**** MATERIAL ****

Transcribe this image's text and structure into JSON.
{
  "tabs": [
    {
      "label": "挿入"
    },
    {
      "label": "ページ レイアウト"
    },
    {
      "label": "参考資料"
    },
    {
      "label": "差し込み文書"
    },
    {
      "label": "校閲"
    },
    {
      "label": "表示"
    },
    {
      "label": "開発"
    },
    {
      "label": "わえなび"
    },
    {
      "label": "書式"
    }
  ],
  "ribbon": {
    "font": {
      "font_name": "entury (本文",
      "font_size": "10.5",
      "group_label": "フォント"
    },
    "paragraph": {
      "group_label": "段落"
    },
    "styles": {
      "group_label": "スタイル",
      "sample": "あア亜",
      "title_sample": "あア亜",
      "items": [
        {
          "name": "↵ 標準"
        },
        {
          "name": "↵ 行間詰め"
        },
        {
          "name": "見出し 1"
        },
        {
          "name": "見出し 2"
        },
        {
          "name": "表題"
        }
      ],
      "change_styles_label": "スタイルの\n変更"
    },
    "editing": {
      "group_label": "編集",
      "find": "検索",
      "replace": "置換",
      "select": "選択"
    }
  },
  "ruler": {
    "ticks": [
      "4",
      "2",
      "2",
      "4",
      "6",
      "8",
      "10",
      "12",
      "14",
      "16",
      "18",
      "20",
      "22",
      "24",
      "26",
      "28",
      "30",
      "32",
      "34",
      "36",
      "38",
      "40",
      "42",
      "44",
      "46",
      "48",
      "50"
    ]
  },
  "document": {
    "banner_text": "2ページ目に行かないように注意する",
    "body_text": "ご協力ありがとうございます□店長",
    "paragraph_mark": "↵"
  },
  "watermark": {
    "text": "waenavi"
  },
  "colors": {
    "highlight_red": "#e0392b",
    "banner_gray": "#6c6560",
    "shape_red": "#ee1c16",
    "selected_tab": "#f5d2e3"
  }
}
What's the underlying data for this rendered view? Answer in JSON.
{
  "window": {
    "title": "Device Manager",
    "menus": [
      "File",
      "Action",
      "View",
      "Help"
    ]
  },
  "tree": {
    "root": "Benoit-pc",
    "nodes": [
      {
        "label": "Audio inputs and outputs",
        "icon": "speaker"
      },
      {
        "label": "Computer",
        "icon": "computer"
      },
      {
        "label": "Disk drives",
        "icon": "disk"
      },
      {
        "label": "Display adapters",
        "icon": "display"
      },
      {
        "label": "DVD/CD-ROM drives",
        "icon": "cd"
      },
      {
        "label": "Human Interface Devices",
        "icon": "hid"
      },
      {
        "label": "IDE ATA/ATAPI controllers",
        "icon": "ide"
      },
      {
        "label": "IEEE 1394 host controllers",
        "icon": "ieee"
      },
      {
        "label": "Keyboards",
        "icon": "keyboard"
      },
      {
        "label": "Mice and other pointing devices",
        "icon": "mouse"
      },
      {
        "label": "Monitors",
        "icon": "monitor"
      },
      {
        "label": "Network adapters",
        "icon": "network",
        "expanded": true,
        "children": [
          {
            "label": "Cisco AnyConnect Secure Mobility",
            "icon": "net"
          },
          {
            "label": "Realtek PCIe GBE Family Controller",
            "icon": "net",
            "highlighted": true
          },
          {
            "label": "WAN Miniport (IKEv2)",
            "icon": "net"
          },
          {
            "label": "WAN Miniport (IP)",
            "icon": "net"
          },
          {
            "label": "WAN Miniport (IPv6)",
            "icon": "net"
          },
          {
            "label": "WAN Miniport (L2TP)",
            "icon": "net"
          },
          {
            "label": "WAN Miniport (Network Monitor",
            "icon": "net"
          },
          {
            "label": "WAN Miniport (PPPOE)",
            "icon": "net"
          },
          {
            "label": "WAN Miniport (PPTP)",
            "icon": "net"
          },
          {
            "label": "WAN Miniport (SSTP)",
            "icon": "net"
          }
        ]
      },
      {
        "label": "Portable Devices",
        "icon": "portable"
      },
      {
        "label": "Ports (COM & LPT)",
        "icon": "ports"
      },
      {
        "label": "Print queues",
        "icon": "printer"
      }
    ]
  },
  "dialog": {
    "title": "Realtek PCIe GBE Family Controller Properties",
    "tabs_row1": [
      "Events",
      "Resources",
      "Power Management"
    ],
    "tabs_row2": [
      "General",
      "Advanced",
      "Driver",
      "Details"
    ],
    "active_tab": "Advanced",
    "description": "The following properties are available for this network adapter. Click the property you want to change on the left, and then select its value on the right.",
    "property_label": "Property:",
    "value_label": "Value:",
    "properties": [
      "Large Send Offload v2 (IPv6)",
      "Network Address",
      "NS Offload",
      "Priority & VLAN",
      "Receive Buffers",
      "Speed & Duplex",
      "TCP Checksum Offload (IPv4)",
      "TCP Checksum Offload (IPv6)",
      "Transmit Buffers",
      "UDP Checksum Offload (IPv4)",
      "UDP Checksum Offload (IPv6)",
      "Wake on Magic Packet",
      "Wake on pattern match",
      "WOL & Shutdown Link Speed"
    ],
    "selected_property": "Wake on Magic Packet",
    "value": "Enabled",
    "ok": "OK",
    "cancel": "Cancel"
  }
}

****

→ GIVEN TASK: Find the word "JSON" in the data and show each line that holds it.

→ ANSWER TO THIS EXERCISE:
Transcribe this image's text and structure into JSON.
What's the underlying data for this rendered view? Answer in JSON.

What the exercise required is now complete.